Quote every line as written. Omit pictures.

- _Supplied data_:
--
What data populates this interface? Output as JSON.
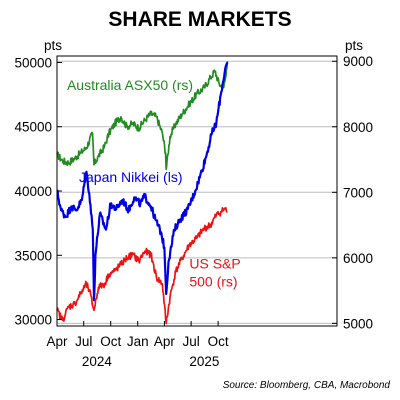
{
  "colors": {
    "australia": "#228b22",
    "japan": "#0000e6",
    "us": "#ee1111",
    "gridline": "#bdbdbd",
    "axis": "#000000"
  },
  "chart_data": {
    "type": "line",
    "title": "SHARE MARKETS",
    "left_unit": "pts",
    "right_unit": "pts",
    "source": "Source: Bloomberg, CBA, Macrobond",
    "x_range": [
      "2023-04-01",
      "2025-11-10"
    ],
    "x_ticks": [
      {
        "date": "2023-04-01",
        "label": "Apr"
      },
      {
        "date": "2023-07-01",
        "label": "Jul"
      },
      {
        "date": "2023-10-01",
        "label": "Oct"
      },
      {
        "date": "2024-01-01",
        "label": "Jan"
      },
      {
        "date": "2024-04-01",
        "label": "Apr"
      },
      {
        "date": "2024-07-01",
        "label": "Jul"
      },
      {
        "date": "2024-10-01",
        "label": "Oct"
      }
    ],
    "x_year_labels": [
      {
        "date": "2023-08-15",
        "label": "2024"
      },
      {
        "date": "2024-08-15",
        "label": "2025"
      }
    ],
    "left_axis": {
      "ylim": [
        29500,
        50500
      ],
      "ticks": [
        30000,
        35000,
        40000,
        45000,
        50000
      ],
      "tick_labels": [
        "30000",
        "35000",
        "40000",
        "45000",
        "50000"
      ]
    },
    "right_axis": {
      "ylim": [
        4960,
        9080
      ],
      "ticks": [
        5000,
        6000,
        7000,
        8000,
        9000
      ],
      "tick_labels": [
        "5000",
        "6000",
        "7000",
        "8000",
        "9000"
      ]
    },
    "grid": true,
    "series": [
      {
        "name": "Australia ASX50 (rs)",
        "axis": "right",
        "color_key": "australia",
        "label_lines": [
          "Australia ASX50 (rs)"
        ],
        "label_anchor_date": "2023-05-05",
        "label_anchor_value": 8560,
        "points": [
          [
            "2023-04-01",
            7580
          ],
          [
            "2023-04-20",
            7480
          ],
          [
            "2023-05-10",
            7450
          ],
          [
            "2023-06-01",
            7520
          ],
          [
            "2023-06-20",
            7600
          ],
          [
            "2023-07-10",
            7680
          ],
          [
            "2023-07-31",
            7900
          ],
          [
            "2023-08-05",
            7420
          ],
          [
            "2023-08-20",
            7550
          ],
          [
            "2023-09-10",
            7700
          ],
          [
            "2023-09-25",
            7900
          ],
          [
            "2023-10-15",
            8050
          ],
          [
            "2023-11-05",
            8150
          ],
          [
            "2023-11-25",
            8000
          ],
          [
            "2023-12-15",
            8050
          ],
          [
            "2024-01-05",
            7980
          ],
          [
            "2024-01-25",
            8100
          ],
          [
            "2024-02-15",
            8200
          ],
          [
            "2024-03-05",
            8150
          ],
          [
            "2024-03-25",
            7900
          ],
          [
            "2024-04-05",
            7600
          ],
          [
            "2024-04-07",
            7350
          ],
          [
            "2024-04-20",
            7850
          ],
          [
            "2024-05-10",
            8050
          ],
          [
            "2024-06-01",
            8200
          ],
          [
            "2024-06-25",
            8350
          ],
          [
            "2024-07-20",
            8500
          ],
          [
            "2024-08-15",
            8600
          ],
          [
            "2024-09-05",
            8750
          ],
          [
            "2024-09-20",
            8850
          ],
          [
            "2024-10-05",
            8650
          ],
          [
            "2024-10-20",
            8600
          ],
          [
            "2024-10-28",
            8800
          ],
          [
            "2024-11-02",
            9000
          ]
        ]
      },
      {
        "name": "Japan Nikkei (ls)",
        "axis": "left",
        "color_key": "japan",
        "label_lines": [
          "Japan Nikkei (ls)"
        ],
        "label_anchor_date": "2023-06-15",
        "label_anchor_value": 40700,
        "points": [
          [
            "2023-04-01",
            40000
          ],
          [
            "2023-04-15",
            38500
          ],
          [
            "2023-05-01",
            38000
          ],
          [
            "2023-05-20",
            38800
          ],
          [
            "2023-06-05",
            38500
          ],
          [
            "2023-06-25",
            39300
          ],
          [
            "2023-07-10",
            41500
          ],
          [
            "2023-07-20",
            39800
          ],
          [
            "2023-08-01",
            37000
          ],
          [
            "2023-08-05",
            31500
          ],
          [
            "2023-08-10",
            35000
          ],
          [
            "2023-08-25",
            38200
          ],
          [
            "2023-09-15",
            37000
          ],
          [
            "2023-10-01",
            39000
          ],
          [
            "2023-10-20",
            38600
          ],
          [
            "2023-11-10",
            39300
          ],
          [
            "2023-12-01",
            38500
          ],
          [
            "2023-12-20",
            39500
          ],
          [
            "2024-01-10",
            39000
          ],
          [
            "2024-01-25",
            39600
          ],
          [
            "2024-02-15",
            38800
          ],
          [
            "2024-03-01",
            37800
          ],
          [
            "2024-03-20",
            36800
          ],
          [
            "2024-04-01",
            35600
          ],
          [
            "2024-04-07",
            32000
          ],
          [
            "2024-04-15",
            34500
          ],
          [
            "2024-05-05",
            37000
          ],
          [
            "2024-05-25",
            37800
          ],
          [
            "2024-06-20",
            38600
          ],
          [
            "2024-07-15",
            40000
          ],
          [
            "2024-08-01",
            41200
          ],
          [
            "2024-08-20",
            42600
          ],
          [
            "2024-09-10",
            44500
          ],
          [
            "2024-09-25",
            45300
          ],
          [
            "2024-10-10",
            47500
          ],
          [
            "2024-10-25",
            49500
          ],
          [
            "2024-11-02",
            50000
          ]
        ]
      },
      {
        "name": "US S&P 500 (rs)",
        "axis": "right",
        "color_key": "us",
        "label_lines": [
          "US S&P",
          "500 (rs)"
        ],
        "label_anchor_date": "2024-06-25",
        "label_anchor_value": 5840,
        "points": [
          [
            "2023-04-01",
            5200
          ],
          [
            "2023-04-20",
            5050
          ],
          [
            "2023-05-10",
            5250
          ],
          [
            "2023-06-01",
            5300
          ],
          [
            "2023-06-20",
            5450
          ],
          [
            "2023-07-10",
            5600
          ],
          [
            "2023-07-20",
            5500
          ],
          [
            "2023-08-05",
            5200
          ],
          [
            "2023-08-20",
            5550
          ],
          [
            "2023-09-10",
            5600
          ],
          [
            "2023-09-25",
            5750
          ],
          [
            "2023-10-15",
            5800
          ],
          [
            "2023-11-05",
            5900
          ],
          [
            "2023-11-25",
            6000
          ],
          [
            "2023-12-15",
            6050
          ],
          [
            "2024-01-05",
            5950
          ],
          [
            "2024-01-25",
            6100
          ],
          [
            "2024-02-15",
            6050
          ],
          [
            "2024-03-05",
            5700
          ],
          [
            "2024-03-25",
            5600
          ],
          [
            "2024-04-07",
            5000
          ],
          [
            "2024-04-20",
            5400
          ],
          [
            "2024-05-10",
            5800
          ],
          [
            "2024-06-01",
            6000
          ],
          [
            "2024-06-25",
            6200
          ],
          [
            "2024-07-20",
            6300
          ],
          [
            "2024-08-15",
            6450
          ],
          [
            "2024-09-05",
            6500
          ],
          [
            "2024-09-25",
            6650
          ],
          [
            "2024-10-10",
            6700
          ],
          [
            "2024-10-25",
            6750
          ],
          [
            "2024-11-02",
            6700
          ]
        ]
      }
    ]
  }
}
--
- _Output for this task_:
What data populates this interface? Output as JSON.
{
  "colors": {
    "australia": "#228b22",
    "japan": "#0000e6",
    "us": "#ee1111",
    "gridline": "#bdbdbd",
    "axis": "#000000"
  },
  "chart_data": {
    "type": "line",
    "title": "SHARE MARKETS",
    "left_unit": "pts",
    "right_unit": "pts",
    "source": "Source: Bloomberg, CBA, Macrobond",
    "x_range": [
      "2023-04-01",
      "2025-11-10"
    ],
    "x_ticks": [
      {
        "date": "2023-04-01",
        "label": "Apr"
      },
      {
        "date": "2023-07-01",
        "label": "Jul"
      },
      {
        "date": "2023-10-01",
        "label": "Oct"
      },
      {
        "date": "2024-01-01",
        "label": "Jan"
      },
      {
        "date": "2024-04-01",
        "label": "Apr"
      },
      {
        "date": "2024-07-01",
        "label": "Jul"
      },
      {
        "date": "2024-10-01",
        "label": "Oct"
      }
    ],
    "x_year_labels": [
      {
        "date": "2023-08-15",
        "label": "2024"
      },
      {
        "date": "2024-08-15",
        "label": "2025"
      }
    ],
    "left_axis": {
      "ylim": [
        29500,
        50500
      ],
      "ticks": [
        30000,
        35000,
        40000,
        45000,
        50000
      ],
      "tick_labels": [
        "30000",
        "35000",
        "40000",
        "45000",
        "50000"
      ]
    },
    "right_axis": {
      "ylim": [
        4960,
        9080
      ],
      "ticks": [
        5000,
        6000,
        7000,
        8000,
        9000
      ],
      "tick_labels": [
        "5000",
        "6000",
        "7000",
        "8000",
        "9000"
      ]
    },
    "grid": true,
    "series": [
      {
        "name": "Australia ASX50 (rs)",
        "axis": "right",
        "color_key": "australia",
        "label_lines": [
          "Australia ASX50 (rs)"
        ],
        "label_anchor_date": "2023-05-05",
        "label_anchor_value": 8560,
        "points": [
          [
            "2023-04-01",
            7580
          ],
          [
            "2023-04-20",
            7480
          ],
          [
            "2023-05-10",
            7450
          ],
          [
            "2023-06-01",
            7520
          ],
          [
            "2023-06-20",
            7600
          ],
          [
            "2023-07-10",
            7680
          ],
          [
            "2023-07-31",
            7900
          ],
          [
            "2023-08-05",
            7420
          ],
          [
            "2023-08-20",
            7550
          ],
          [
            "2023-09-10",
            7700
          ],
          [
            "2023-09-25",
            7900
          ],
          [
            "2023-10-15",
            8050
          ],
          [
            "2023-11-05",
            8150
          ],
          [
            "2023-11-25",
            8000
          ],
          [
            "2023-12-15",
            8050
          ],
          [
            "2024-01-05",
            7980
          ],
          [
            "2024-01-25",
            8100
          ],
          [
            "2024-02-15",
            8200
          ],
          [
            "2024-03-05",
            8150
          ],
          [
            "2024-03-25",
            7900
          ],
          [
            "2024-04-05",
            7600
          ],
          [
            "2024-04-07",
            7350
          ],
          [
            "2024-04-20",
            7850
          ],
          [
            "2024-05-10",
            8050
          ],
          [
            "2024-06-01",
            8200
          ],
          [
            "2024-06-25",
            8350
          ],
          [
            "2024-07-20",
            8500
          ],
          [
            "2024-08-15",
            8600
          ],
          [
            "2024-09-05",
            8750
          ],
          [
            "2024-09-20",
            8850
          ],
          [
            "2024-10-05",
            8650
          ],
          [
            "2024-10-20",
            8600
          ],
          [
            "2024-10-28",
            8800
          ],
          [
            "2024-11-02",
            9000
          ]
        ]
      },
      {
        "name": "Japan Nikkei (ls)",
        "axis": "left",
        "color_key": "japan",
        "label_lines": [
          "Japan Nikkei (ls)"
        ],
        "label_anchor_date": "2023-06-15",
        "label_anchor_value": 40700,
        "points": [
          [
            "2023-04-01",
            40000
          ],
          [
            "2023-04-15",
            38500
          ],
          [
            "2023-05-01",
            38000
          ],
          [
            "2023-05-20",
            38800
          ],
          [
            "2023-06-05",
            38500
          ],
          [
            "2023-06-25",
            39300
          ],
          [
            "2023-07-10",
            41500
          ],
          [
            "2023-07-20",
            39800
          ],
          [
            "2023-08-01",
            37000
          ],
          [
            "2023-08-05",
            31500
          ],
          [
            "2023-08-10",
            35000
          ],
          [
            "2023-08-25",
            38200
          ],
          [
            "2023-09-15",
            37000
          ],
          [
            "2023-10-01",
            39000
          ],
          [
            "2023-10-20",
            38600
          ],
          [
            "2023-11-10",
            39300
          ],
          [
            "2023-12-01",
            38500
          ],
          [
            "2023-12-20",
            39500
          ],
          [
            "2024-01-10",
            39000
          ],
          [
            "2024-01-25",
            39600
          ],
          [
            "2024-02-15",
            38800
          ],
          [
            "2024-03-01",
            37800
          ],
          [
            "2024-03-20",
            36800
          ],
          [
            "2024-04-01",
            35600
          ],
          [
            "2024-04-07",
            32000
          ],
          [
            "2024-04-15",
            34500
          ],
          [
            "2024-05-05",
            37000
          ],
          [
            "2024-05-25",
            37800
          ],
          [
            "2024-06-20",
            38600
          ],
          [
            "2024-07-15",
            40000
          ],
          [
            "2024-08-01",
            41200
          ],
          [
            "2024-08-20",
            42600
          ],
          [
            "2024-09-10",
            44500
          ],
          [
            "2024-09-25",
            45300
          ],
          [
            "2024-10-10",
            47500
          ],
          [
            "2024-10-25",
            49500
          ],
          [
            "2024-11-02",
            50000
          ]
        ]
      },
      {
        "name": "US S&P 500 (rs)",
        "axis": "right",
        "color_key": "us",
        "label_lines": [
          "US S&P",
          "500 (rs)"
        ],
        "label_anchor_date": "2024-06-25",
        "label_anchor_value": 5840,
        "points": [
          [
            "2023-04-01",
            5200
          ],
          [
            "2023-04-20",
            5050
          ],
          [
            "2023-05-10",
            5250
          ],
          [
            "2023-06-01",
            5300
          ],
          [
            "2023-06-20",
            5450
          ],
          [
            "2023-07-10",
            5600
          ],
          [
            "2023-07-20",
            5500
          ],
          [
            "2023-08-05",
            5200
          ],
          [
            "2023-08-20",
            5550
          ],
          [
            "2023-09-10",
            5600
          ],
          [
            "2023-09-25",
            5750
          ],
          [
            "2023-10-15",
            5800
          ],
          [
            "2023-11-05",
            5900
          ],
          [
            "2023-11-25",
            6000
          ],
          [
            "2023-12-15",
            6050
          ],
          [
            "2024-01-05",
            5950
          ],
          [
            "2024-01-25",
            6100
          ],
          [
            "2024-02-15",
            6050
          ],
          [
            "2024-03-05",
            5700
          ],
          [
            "2024-03-25",
            5600
          ],
          [
            "2024-04-07",
            5000
          ],
          [
            "2024-04-20",
            5400
          ],
          [
            "2024-05-10",
            5800
          ],
          [
            "2024-06-01",
            6000
          ],
          [
            "2024-06-25",
            6200
          ],
          [
            "2024-07-20",
            6300
          ],
          [
            "2024-08-15",
            6450
          ],
          [
            "2024-09-05",
            6500
          ],
          [
            "2024-09-25",
            6650
          ],
          [
            "2024-10-10",
            6700
          ],
          [
            "2024-10-25",
            6750
          ],
          [
            "2024-11-02",
            6700
          ]
        ]
      }
    ]
  }
}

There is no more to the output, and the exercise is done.